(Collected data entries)
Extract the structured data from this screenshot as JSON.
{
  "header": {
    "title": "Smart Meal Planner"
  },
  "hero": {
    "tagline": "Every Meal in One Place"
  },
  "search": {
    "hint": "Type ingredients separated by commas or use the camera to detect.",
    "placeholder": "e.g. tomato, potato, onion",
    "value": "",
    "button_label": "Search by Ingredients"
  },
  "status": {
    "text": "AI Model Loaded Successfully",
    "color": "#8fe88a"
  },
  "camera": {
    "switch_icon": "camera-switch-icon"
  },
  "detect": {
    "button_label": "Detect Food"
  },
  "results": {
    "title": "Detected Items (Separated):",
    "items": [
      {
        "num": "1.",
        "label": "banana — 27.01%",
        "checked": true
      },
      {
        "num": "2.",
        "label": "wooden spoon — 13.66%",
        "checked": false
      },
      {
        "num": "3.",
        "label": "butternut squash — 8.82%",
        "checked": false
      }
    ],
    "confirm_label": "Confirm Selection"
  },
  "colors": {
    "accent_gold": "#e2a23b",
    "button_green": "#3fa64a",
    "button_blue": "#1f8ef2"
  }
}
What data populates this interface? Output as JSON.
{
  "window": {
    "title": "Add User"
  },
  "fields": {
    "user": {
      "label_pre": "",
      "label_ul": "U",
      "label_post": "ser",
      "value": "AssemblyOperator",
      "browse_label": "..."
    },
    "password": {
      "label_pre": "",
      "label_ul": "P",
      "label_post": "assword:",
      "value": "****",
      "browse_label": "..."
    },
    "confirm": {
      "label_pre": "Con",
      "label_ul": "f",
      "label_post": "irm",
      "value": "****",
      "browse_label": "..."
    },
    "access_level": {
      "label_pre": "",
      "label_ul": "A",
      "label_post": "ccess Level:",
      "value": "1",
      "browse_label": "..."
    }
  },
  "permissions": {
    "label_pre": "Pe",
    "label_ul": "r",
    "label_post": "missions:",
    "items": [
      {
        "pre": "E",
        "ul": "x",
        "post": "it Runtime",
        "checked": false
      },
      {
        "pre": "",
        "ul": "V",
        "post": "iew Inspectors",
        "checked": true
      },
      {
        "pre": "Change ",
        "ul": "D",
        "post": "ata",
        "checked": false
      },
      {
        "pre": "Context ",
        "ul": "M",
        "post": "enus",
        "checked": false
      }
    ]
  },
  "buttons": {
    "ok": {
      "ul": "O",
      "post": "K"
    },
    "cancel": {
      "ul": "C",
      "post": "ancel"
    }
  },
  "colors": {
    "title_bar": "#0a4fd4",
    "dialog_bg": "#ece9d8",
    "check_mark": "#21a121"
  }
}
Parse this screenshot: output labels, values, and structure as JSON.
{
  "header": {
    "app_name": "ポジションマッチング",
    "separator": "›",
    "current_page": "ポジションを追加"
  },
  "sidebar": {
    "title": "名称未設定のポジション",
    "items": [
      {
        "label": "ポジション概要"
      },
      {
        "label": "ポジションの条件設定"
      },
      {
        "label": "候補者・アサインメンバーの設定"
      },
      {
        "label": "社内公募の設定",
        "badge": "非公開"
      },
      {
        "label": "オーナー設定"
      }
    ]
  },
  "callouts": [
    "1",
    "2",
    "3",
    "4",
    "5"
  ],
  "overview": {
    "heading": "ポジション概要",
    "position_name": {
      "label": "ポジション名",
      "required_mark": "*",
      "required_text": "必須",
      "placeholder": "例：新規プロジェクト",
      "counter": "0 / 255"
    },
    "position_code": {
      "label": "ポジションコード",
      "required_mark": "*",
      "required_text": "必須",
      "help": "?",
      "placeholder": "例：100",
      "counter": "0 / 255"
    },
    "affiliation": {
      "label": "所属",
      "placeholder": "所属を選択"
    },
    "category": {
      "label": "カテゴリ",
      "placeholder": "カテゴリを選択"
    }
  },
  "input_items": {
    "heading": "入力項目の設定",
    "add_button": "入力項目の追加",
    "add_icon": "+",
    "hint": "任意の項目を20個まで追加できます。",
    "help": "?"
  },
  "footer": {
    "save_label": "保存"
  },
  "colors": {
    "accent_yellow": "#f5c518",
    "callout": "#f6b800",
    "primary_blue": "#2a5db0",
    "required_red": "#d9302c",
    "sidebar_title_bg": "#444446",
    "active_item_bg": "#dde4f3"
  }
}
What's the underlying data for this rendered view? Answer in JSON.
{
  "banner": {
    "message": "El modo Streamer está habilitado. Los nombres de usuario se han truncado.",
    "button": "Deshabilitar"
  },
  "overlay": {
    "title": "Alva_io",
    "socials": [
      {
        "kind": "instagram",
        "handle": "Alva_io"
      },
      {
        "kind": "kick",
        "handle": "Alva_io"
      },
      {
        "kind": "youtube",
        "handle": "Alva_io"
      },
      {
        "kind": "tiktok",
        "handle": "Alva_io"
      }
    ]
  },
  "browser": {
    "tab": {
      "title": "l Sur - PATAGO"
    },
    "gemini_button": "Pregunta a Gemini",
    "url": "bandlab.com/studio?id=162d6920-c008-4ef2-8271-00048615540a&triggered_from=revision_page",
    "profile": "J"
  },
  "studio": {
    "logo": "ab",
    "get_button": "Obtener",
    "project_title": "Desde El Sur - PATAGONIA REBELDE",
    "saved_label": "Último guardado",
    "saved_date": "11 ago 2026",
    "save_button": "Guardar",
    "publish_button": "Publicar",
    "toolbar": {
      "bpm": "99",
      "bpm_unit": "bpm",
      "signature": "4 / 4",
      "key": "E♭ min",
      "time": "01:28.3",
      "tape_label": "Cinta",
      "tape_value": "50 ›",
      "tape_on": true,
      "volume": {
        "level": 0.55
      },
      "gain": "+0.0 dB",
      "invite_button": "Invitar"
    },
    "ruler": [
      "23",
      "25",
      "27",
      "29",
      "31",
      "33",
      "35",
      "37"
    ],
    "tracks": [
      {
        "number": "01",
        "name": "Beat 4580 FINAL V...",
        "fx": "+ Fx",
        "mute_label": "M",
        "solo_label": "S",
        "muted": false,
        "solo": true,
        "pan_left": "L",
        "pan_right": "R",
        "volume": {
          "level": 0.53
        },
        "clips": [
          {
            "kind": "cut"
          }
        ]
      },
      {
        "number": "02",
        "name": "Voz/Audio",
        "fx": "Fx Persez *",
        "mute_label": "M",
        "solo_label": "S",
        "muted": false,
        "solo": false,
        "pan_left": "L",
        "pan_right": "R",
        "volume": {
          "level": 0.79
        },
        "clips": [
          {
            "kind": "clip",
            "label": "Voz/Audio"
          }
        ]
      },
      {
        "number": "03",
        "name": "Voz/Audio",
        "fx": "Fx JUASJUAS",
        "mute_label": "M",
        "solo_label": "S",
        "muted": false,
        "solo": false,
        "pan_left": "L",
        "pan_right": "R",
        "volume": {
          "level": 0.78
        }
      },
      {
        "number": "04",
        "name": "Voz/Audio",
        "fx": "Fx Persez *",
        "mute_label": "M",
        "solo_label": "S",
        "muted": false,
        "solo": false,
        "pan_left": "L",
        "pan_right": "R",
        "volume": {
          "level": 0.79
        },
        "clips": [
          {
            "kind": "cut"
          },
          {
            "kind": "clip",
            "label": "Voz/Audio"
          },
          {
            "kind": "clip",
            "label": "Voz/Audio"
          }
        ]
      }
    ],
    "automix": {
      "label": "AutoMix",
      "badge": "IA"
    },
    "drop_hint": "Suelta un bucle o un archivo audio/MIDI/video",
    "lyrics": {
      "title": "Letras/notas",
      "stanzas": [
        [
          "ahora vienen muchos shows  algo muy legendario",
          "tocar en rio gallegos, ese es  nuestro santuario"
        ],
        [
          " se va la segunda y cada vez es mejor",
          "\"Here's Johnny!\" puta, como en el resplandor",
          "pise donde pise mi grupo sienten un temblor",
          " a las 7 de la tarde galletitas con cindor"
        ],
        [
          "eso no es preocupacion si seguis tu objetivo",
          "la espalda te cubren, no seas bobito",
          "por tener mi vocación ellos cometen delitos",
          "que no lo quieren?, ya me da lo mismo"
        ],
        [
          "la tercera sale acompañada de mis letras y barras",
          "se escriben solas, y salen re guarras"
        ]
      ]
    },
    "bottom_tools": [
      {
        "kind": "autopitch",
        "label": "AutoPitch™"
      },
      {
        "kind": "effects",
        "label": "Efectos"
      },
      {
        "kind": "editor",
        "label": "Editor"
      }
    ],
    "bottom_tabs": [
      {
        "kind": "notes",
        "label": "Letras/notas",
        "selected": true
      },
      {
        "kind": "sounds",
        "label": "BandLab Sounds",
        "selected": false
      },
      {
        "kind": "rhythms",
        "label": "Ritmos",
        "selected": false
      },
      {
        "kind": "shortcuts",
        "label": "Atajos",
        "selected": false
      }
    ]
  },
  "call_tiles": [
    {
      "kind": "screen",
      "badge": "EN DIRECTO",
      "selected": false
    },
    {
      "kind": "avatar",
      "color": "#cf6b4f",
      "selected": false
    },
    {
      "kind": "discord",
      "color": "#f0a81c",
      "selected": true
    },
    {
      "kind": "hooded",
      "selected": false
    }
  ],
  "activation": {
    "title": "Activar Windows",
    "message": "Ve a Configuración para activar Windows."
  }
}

◆ **WHAT IS BEING ASKED**:
Identify and copy lines that hold the string "notas".

◆ **ANSWER FOR THE TASK**:
      "title": "Letras/notas",
        "label": "Letras/notas",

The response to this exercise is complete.